[STATED TASK]: For this exercise, repeat all of the material verbatim apart from its images.

[INPUT MATERIAL]:
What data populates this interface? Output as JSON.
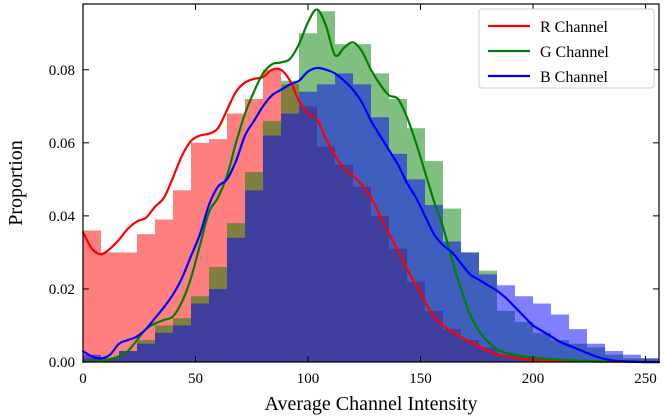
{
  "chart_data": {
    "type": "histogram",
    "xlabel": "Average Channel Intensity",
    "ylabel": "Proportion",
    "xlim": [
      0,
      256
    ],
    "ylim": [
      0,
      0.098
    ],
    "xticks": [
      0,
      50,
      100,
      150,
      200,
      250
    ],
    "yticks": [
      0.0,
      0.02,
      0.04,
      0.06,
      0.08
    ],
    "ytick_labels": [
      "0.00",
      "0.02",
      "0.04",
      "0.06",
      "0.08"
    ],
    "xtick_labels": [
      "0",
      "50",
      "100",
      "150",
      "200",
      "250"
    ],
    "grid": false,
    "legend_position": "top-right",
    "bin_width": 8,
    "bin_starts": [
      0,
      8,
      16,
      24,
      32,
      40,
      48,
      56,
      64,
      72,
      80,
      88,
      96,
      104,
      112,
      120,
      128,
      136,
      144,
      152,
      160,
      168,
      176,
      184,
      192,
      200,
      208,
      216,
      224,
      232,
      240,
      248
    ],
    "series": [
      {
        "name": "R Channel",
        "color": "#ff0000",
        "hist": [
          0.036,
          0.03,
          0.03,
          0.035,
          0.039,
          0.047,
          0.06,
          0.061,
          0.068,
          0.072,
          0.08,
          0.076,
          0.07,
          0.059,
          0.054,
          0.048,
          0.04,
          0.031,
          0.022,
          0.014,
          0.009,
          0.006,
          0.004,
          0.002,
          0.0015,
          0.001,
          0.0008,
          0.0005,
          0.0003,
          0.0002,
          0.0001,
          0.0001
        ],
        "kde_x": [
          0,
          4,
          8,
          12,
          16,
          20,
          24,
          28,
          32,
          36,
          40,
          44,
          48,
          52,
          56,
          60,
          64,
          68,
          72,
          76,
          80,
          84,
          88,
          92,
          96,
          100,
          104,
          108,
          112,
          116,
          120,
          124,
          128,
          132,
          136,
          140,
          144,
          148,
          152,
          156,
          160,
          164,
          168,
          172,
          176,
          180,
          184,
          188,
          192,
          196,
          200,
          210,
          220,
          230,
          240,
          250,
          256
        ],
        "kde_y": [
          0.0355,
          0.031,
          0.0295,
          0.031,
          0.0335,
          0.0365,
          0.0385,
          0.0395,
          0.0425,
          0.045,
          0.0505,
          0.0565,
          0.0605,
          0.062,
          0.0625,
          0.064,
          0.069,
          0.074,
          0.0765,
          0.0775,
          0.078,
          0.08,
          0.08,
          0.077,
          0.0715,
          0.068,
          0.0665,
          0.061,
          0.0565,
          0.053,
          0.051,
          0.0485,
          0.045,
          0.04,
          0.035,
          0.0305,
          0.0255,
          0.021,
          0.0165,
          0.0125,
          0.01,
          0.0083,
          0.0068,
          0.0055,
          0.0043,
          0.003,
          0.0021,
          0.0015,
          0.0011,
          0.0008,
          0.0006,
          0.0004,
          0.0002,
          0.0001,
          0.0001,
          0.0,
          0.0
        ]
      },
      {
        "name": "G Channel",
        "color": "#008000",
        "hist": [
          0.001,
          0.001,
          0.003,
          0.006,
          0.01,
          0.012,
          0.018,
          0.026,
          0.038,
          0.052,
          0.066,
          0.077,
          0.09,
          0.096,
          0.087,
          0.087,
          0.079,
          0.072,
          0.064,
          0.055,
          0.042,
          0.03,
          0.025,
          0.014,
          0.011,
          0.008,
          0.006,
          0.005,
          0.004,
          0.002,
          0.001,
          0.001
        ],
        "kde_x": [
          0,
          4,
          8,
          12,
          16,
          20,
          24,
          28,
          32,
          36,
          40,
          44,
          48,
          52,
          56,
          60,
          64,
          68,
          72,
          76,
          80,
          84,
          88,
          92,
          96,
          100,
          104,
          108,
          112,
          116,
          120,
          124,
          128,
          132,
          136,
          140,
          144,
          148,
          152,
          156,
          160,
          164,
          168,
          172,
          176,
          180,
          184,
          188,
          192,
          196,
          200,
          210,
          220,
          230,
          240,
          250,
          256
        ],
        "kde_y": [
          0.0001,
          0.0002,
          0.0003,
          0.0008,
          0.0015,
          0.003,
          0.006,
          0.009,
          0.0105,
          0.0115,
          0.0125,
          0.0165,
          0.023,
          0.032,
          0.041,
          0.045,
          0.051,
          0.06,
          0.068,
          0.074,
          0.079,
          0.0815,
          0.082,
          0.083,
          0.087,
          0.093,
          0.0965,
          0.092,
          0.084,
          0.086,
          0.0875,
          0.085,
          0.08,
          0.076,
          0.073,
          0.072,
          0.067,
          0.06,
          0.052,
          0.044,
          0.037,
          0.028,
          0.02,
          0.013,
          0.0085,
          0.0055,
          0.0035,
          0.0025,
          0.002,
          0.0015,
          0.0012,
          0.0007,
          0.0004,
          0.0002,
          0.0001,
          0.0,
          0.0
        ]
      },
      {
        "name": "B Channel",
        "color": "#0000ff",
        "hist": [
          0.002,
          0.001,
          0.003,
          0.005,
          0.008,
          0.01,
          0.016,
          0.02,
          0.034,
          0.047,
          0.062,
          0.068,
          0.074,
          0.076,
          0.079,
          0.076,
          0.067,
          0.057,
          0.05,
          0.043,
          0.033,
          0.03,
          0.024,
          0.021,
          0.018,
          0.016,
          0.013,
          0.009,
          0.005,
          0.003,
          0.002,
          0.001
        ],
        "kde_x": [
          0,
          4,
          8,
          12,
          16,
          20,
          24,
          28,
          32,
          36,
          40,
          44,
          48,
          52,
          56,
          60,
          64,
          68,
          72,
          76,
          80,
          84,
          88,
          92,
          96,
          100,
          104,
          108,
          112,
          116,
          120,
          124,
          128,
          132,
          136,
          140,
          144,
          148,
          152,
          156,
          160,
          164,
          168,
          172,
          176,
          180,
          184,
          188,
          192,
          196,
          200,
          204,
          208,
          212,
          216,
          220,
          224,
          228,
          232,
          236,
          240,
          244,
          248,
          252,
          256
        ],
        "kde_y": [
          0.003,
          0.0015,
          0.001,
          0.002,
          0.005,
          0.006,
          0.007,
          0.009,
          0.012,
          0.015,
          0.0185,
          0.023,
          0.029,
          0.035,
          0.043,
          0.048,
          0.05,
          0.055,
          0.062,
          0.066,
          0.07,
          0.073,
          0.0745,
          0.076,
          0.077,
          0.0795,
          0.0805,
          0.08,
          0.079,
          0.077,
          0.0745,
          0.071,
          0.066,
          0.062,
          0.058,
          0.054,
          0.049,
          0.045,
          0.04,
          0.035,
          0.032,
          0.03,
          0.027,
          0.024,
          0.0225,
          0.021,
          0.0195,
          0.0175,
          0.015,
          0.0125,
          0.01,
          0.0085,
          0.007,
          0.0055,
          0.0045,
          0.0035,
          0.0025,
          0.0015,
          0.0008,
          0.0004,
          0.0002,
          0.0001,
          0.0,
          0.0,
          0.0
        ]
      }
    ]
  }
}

[TASK OUTPUT]:
What data populates this interface? Output as JSON.
{
  "chart_data": {
    "type": "histogram",
    "xlabel": "Average Channel Intensity",
    "ylabel": "Proportion",
    "xlim": [
      0,
      256
    ],
    "ylim": [
      0,
      0.098
    ],
    "xticks": [
      0,
      50,
      100,
      150,
      200,
      250
    ],
    "yticks": [
      0.0,
      0.02,
      0.04,
      0.06,
      0.08
    ],
    "ytick_labels": [
      "0.00",
      "0.02",
      "0.04",
      "0.06",
      "0.08"
    ],
    "xtick_labels": [
      "0",
      "50",
      "100",
      "150",
      "200",
      "250"
    ],
    "grid": false,
    "legend_position": "top-right",
    "bin_width": 8,
    "bin_starts": [
      0,
      8,
      16,
      24,
      32,
      40,
      48,
      56,
      64,
      72,
      80,
      88,
      96,
      104,
      112,
      120,
      128,
      136,
      144,
      152,
      160,
      168,
      176,
      184,
      192,
      200,
      208,
      216,
      224,
      232,
      240,
      248
    ],
    "series": [
      {
        "name": "R Channel",
        "color": "#ff0000",
        "hist": [
          0.036,
          0.03,
          0.03,
          0.035,
          0.039,
          0.047,
          0.06,
          0.061,
          0.068,
          0.072,
          0.08,
          0.076,
          0.07,
          0.059,
          0.054,
          0.048,
          0.04,
          0.031,
          0.022,
          0.014,
          0.009,
          0.006,
          0.004,
          0.002,
          0.0015,
          0.001,
          0.0008,
          0.0005,
          0.0003,
          0.0002,
          0.0001,
          0.0001
        ],
        "kde_x": [
          0,
          4,
          8,
          12,
          16,
          20,
          24,
          28,
          32,
          36,
          40,
          44,
          48,
          52,
          56,
          60,
          64,
          68,
          72,
          76,
          80,
          84,
          88,
          92,
          96,
          100,
          104,
          108,
          112,
          116,
          120,
          124,
          128,
          132,
          136,
          140,
          144,
          148,
          152,
          156,
          160,
          164,
          168,
          172,
          176,
          180,
          184,
          188,
          192,
          196,
          200,
          210,
          220,
          230,
          240,
          250,
          256
        ],
        "kde_y": [
          0.0355,
          0.031,
          0.0295,
          0.031,
          0.0335,
          0.0365,
          0.0385,
          0.0395,
          0.0425,
          0.045,
          0.0505,
          0.0565,
          0.0605,
          0.062,
          0.0625,
          0.064,
          0.069,
          0.074,
          0.0765,
          0.0775,
          0.078,
          0.08,
          0.08,
          0.077,
          0.0715,
          0.068,
          0.0665,
          0.061,
          0.0565,
          0.053,
          0.051,
          0.0485,
          0.045,
          0.04,
          0.035,
          0.0305,
          0.0255,
          0.021,
          0.0165,
          0.0125,
          0.01,
          0.0083,
          0.0068,
          0.0055,
          0.0043,
          0.003,
          0.0021,
          0.0015,
          0.0011,
          0.0008,
          0.0006,
          0.0004,
          0.0002,
          0.0001,
          0.0001,
          0.0,
          0.0
        ]
      },
      {
        "name": "G Channel",
        "color": "#008000",
        "hist": [
          0.001,
          0.001,
          0.003,
          0.006,
          0.01,
          0.012,
          0.018,
          0.026,
          0.038,
          0.052,
          0.066,
          0.077,
          0.09,
          0.096,
          0.087,
          0.087,
          0.079,
          0.072,
          0.064,
          0.055,
          0.042,
          0.03,
          0.025,
          0.014,
          0.011,
          0.008,
          0.006,
          0.005,
          0.004,
          0.002,
          0.001,
          0.001
        ],
        "kde_x": [
          0,
          4,
          8,
          12,
          16,
          20,
          24,
          28,
          32,
          36,
          40,
          44,
          48,
          52,
          56,
          60,
          64,
          68,
          72,
          76,
          80,
          84,
          88,
          92,
          96,
          100,
          104,
          108,
          112,
          116,
          120,
          124,
          128,
          132,
          136,
          140,
          144,
          148,
          152,
          156,
          160,
          164,
          168,
          172,
          176,
          180,
          184,
          188,
          192,
          196,
          200,
          210,
          220,
          230,
          240,
          250,
          256
        ],
        "kde_y": [
          0.0001,
          0.0002,
          0.0003,
          0.0008,
          0.0015,
          0.003,
          0.006,
          0.009,
          0.0105,
          0.0115,
          0.0125,
          0.0165,
          0.023,
          0.032,
          0.041,
          0.045,
          0.051,
          0.06,
          0.068,
          0.074,
          0.079,
          0.0815,
          0.082,
          0.083,
          0.087,
          0.093,
          0.0965,
          0.092,
          0.084,
          0.086,
          0.0875,
          0.085,
          0.08,
          0.076,
          0.073,
          0.072,
          0.067,
          0.06,
          0.052,
          0.044,
          0.037,
          0.028,
          0.02,
          0.013,
          0.0085,
          0.0055,
          0.0035,
          0.0025,
          0.002,
          0.0015,
          0.0012,
          0.0007,
          0.0004,
          0.0002,
          0.0001,
          0.0,
          0.0
        ]
      },
      {
        "name": "B Channel",
        "color": "#0000ff",
        "hist": [
          0.002,
          0.001,
          0.003,
          0.005,
          0.008,
          0.01,
          0.016,
          0.02,
          0.034,
          0.047,
          0.062,
          0.068,
          0.074,
          0.076,
          0.079,
          0.076,
          0.067,
          0.057,
          0.05,
          0.043,
          0.033,
          0.03,
          0.024,
          0.021,
          0.018,
          0.016,
          0.013,
          0.009,
          0.005,
          0.003,
          0.002,
          0.001
        ],
        "kde_x": [
          0,
          4,
          8,
          12,
          16,
          20,
          24,
          28,
          32,
          36,
          40,
          44,
          48,
          52,
          56,
          60,
          64,
          68,
          72,
          76,
          80,
          84,
          88,
          92,
          96,
          100,
          104,
          108,
          112,
          116,
          120,
          124,
          128,
          132,
          136,
          140,
          144,
          148,
          152,
          156,
          160,
          164,
          168,
          172,
          176,
          180,
          184,
          188,
          192,
          196,
          200,
          204,
          208,
          212,
          216,
          220,
          224,
          228,
          232,
          236,
          240,
          244,
          248,
          252,
          256
        ],
        "kde_y": [
          0.003,
          0.0015,
          0.001,
          0.002,
          0.005,
          0.006,
          0.007,
          0.009,
          0.012,
          0.015,
          0.0185,
          0.023,
          0.029,
          0.035,
          0.043,
          0.048,
          0.05,
          0.055,
          0.062,
          0.066,
          0.07,
          0.073,
          0.0745,
          0.076,
          0.077,
          0.0795,
          0.0805,
          0.08,
          0.079,
          0.077,
          0.0745,
          0.071,
          0.066,
          0.062,
          0.058,
          0.054,
          0.049,
          0.045,
          0.04,
          0.035,
          0.032,
          0.03,
          0.027,
          0.024,
          0.0225,
          0.021,
          0.0195,
          0.0175,
          0.015,
          0.0125,
          0.01,
          0.0085,
          0.007,
          0.0055,
          0.0045,
          0.0035,
          0.0025,
          0.0015,
          0.0008,
          0.0004,
          0.0002,
          0.0001,
          0.0,
          0.0,
          0.0
        ]
      }
    ]
  }
}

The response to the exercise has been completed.